Instruction = Pull every line containing "AMPTHILL" from the entries.

Data for the task =
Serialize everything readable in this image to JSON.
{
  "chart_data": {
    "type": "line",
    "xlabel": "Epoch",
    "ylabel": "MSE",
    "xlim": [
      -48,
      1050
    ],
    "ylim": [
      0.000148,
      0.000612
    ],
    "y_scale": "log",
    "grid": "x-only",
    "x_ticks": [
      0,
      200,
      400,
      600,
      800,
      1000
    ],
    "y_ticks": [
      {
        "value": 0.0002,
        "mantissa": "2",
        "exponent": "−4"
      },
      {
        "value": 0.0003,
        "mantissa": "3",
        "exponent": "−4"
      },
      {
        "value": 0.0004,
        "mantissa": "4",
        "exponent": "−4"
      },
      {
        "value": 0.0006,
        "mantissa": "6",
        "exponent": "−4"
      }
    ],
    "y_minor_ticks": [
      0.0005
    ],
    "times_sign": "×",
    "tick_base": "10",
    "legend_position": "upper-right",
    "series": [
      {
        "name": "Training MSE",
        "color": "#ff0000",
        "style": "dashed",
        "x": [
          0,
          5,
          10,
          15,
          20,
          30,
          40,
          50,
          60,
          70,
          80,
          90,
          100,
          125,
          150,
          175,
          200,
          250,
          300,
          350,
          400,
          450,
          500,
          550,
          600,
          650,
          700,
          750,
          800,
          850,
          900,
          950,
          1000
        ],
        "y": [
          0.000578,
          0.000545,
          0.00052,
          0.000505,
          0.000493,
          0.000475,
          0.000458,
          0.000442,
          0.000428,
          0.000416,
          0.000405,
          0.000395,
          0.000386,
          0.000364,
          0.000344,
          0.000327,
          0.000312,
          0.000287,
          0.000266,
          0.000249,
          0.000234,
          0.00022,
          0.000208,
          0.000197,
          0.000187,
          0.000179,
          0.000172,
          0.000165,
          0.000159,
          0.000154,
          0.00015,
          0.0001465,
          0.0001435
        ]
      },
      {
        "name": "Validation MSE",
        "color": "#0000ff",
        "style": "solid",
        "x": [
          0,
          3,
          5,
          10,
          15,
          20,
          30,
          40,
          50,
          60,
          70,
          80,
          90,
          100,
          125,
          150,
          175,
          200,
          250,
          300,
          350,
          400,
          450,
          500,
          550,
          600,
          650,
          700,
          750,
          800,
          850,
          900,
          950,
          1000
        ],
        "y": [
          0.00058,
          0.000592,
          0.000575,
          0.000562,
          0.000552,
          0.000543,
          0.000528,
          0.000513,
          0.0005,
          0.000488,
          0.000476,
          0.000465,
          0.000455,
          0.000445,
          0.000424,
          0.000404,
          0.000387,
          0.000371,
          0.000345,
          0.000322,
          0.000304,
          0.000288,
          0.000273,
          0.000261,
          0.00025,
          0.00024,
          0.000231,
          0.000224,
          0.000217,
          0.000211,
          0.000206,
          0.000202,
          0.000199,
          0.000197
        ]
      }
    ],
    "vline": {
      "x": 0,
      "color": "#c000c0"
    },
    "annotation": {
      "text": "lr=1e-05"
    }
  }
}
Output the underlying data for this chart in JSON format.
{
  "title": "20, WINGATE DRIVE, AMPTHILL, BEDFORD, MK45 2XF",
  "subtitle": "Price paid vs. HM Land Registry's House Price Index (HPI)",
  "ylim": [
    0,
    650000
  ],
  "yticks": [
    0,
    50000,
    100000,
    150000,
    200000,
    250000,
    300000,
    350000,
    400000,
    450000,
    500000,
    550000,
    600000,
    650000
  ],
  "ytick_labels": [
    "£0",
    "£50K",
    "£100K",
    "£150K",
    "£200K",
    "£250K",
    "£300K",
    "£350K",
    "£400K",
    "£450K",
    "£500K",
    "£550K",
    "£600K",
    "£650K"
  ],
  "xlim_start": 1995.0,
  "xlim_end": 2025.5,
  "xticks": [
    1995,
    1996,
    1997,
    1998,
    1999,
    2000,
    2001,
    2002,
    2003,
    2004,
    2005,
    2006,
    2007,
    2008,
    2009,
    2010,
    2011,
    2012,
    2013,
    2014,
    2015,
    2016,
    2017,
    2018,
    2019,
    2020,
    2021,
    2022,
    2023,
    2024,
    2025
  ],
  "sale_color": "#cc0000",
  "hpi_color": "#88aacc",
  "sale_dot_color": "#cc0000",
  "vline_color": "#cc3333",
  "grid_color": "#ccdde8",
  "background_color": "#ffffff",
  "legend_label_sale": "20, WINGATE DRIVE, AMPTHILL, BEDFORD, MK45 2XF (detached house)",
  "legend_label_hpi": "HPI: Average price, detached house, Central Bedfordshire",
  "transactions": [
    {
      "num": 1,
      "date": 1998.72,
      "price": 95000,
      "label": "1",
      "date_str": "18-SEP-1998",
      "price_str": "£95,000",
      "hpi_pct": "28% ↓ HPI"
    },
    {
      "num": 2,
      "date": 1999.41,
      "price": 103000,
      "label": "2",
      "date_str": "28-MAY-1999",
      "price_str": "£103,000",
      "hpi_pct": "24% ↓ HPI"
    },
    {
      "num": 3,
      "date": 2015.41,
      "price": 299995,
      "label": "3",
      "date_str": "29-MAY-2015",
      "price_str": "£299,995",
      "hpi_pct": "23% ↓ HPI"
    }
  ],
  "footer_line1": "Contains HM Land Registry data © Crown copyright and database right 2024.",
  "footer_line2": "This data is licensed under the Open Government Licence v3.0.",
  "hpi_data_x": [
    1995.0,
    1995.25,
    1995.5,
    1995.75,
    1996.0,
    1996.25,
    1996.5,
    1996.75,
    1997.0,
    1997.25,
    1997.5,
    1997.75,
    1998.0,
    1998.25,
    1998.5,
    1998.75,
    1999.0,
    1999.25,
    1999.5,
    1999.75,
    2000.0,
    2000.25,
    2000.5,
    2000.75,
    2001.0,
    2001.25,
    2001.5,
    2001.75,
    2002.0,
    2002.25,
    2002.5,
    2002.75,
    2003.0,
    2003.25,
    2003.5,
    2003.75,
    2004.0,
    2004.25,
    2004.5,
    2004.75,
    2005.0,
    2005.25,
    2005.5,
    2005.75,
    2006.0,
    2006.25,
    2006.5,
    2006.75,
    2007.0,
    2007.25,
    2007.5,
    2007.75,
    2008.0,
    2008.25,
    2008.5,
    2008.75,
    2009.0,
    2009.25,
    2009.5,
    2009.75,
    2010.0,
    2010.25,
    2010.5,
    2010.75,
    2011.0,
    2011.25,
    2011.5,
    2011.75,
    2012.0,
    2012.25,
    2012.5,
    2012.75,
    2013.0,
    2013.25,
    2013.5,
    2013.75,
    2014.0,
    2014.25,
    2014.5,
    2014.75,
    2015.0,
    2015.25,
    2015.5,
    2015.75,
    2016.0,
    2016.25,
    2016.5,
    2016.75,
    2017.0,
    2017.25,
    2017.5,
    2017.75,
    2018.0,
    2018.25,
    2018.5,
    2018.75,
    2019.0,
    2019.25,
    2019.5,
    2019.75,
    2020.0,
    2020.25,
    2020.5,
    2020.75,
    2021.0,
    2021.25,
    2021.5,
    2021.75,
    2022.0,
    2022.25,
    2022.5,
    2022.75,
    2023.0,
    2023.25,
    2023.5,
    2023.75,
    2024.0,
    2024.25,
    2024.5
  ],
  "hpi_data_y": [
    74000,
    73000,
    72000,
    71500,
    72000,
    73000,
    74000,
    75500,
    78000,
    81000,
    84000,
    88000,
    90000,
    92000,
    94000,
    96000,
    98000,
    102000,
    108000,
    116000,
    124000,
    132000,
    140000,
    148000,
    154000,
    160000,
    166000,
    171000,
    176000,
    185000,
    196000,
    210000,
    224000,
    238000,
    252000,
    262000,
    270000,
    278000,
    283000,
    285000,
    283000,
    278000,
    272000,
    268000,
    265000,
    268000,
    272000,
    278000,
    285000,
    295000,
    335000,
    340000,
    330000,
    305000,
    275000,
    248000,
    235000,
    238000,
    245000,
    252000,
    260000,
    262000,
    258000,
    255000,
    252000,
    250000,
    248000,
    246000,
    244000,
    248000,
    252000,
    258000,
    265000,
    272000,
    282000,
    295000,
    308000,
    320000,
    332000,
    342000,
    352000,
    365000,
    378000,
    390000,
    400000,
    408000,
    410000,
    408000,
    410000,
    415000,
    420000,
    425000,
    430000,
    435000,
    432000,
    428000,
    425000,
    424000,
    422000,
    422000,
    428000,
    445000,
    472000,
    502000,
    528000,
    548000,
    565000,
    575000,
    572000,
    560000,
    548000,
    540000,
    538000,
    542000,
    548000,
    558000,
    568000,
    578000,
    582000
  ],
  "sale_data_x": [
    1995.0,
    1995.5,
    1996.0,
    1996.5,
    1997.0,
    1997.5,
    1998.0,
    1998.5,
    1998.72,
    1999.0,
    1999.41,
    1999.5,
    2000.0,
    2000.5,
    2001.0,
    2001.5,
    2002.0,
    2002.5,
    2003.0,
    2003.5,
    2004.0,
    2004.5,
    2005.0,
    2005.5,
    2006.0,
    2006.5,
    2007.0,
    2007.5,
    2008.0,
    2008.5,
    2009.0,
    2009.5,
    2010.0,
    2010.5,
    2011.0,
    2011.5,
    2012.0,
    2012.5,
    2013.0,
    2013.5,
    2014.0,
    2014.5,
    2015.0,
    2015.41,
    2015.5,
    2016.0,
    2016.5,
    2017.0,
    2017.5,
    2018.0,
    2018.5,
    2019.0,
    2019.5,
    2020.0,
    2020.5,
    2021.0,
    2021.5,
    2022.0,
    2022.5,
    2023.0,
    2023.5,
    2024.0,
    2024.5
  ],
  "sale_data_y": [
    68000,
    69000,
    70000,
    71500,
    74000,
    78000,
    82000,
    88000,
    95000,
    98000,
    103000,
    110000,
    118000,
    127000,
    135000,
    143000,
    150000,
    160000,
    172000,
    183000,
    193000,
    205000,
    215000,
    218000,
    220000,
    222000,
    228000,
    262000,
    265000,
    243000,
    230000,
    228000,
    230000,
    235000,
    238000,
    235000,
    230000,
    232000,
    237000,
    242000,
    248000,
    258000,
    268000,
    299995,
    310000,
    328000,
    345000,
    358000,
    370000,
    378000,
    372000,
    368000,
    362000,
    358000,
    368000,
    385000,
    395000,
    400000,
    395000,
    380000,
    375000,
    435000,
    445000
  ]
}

Result for this exercise =
  "title": "20, WINGATE DRIVE, AMPTHILL, BEDFORD, MK45 2XF",
  "legend_label_sale": "20, WINGATE DRIVE, AMPTHILL, BEDFORD, MK45 2XF (detached house)",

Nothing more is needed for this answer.